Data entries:
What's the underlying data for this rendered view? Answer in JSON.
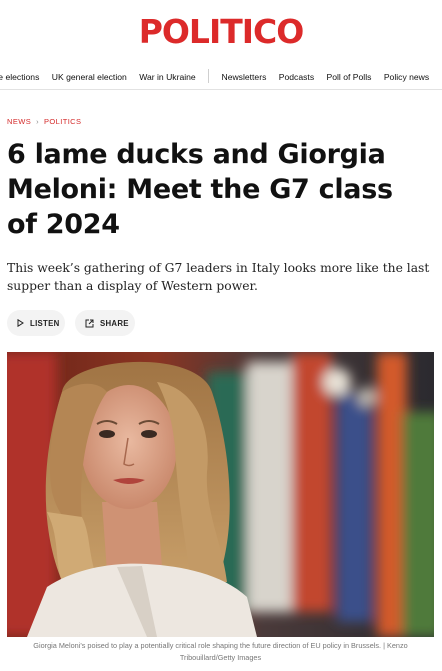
{
  "brand": {
    "logo_text": "POLITICO",
    "accent_color": "#dc2a2a"
  },
  "nav": {
    "items": [
      {
        "label": "ce elections"
      },
      {
        "label": "UK general election"
      },
      {
        "label": "War in Ukraine"
      },
      {
        "label": "Newsletters"
      },
      {
        "label": "Podcasts"
      },
      {
        "label": "Poll of Polls"
      },
      {
        "label": "Policy news"
      }
    ]
  },
  "breadcrumb": {
    "section": "NEWS",
    "subsection": "POLITICS"
  },
  "article": {
    "headline": "6 lame ducks and Giorgia Meloni: Meet the G7 class of 2024",
    "dek": "This week’s gathering of G7 leaders in Italy looks more like the last supper than a display of Western power.",
    "actions": {
      "listen_label": "LISTEN",
      "share_label": "SHARE"
    },
    "image_caption": "Giorgia Meloni's poised to play a potentially critical role shaping the future direction of EU policy in Brussels. | Kenzo Tribouillard/Getty Images"
  }
}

**WORK INSTRUCTIONS**
Your task is to list each line of the records with the word "Giorgia".

**FULL OUTPUT**
    "headline": "6 lame ducks and Giorgia Meloni: Meet the G7 class of 2024",
    "image_caption": "Giorgia Meloni's poised to play a potentially critical role shaping the future direction of EU policy in Brussels. | Kenzo Tribouillard/Getty Images"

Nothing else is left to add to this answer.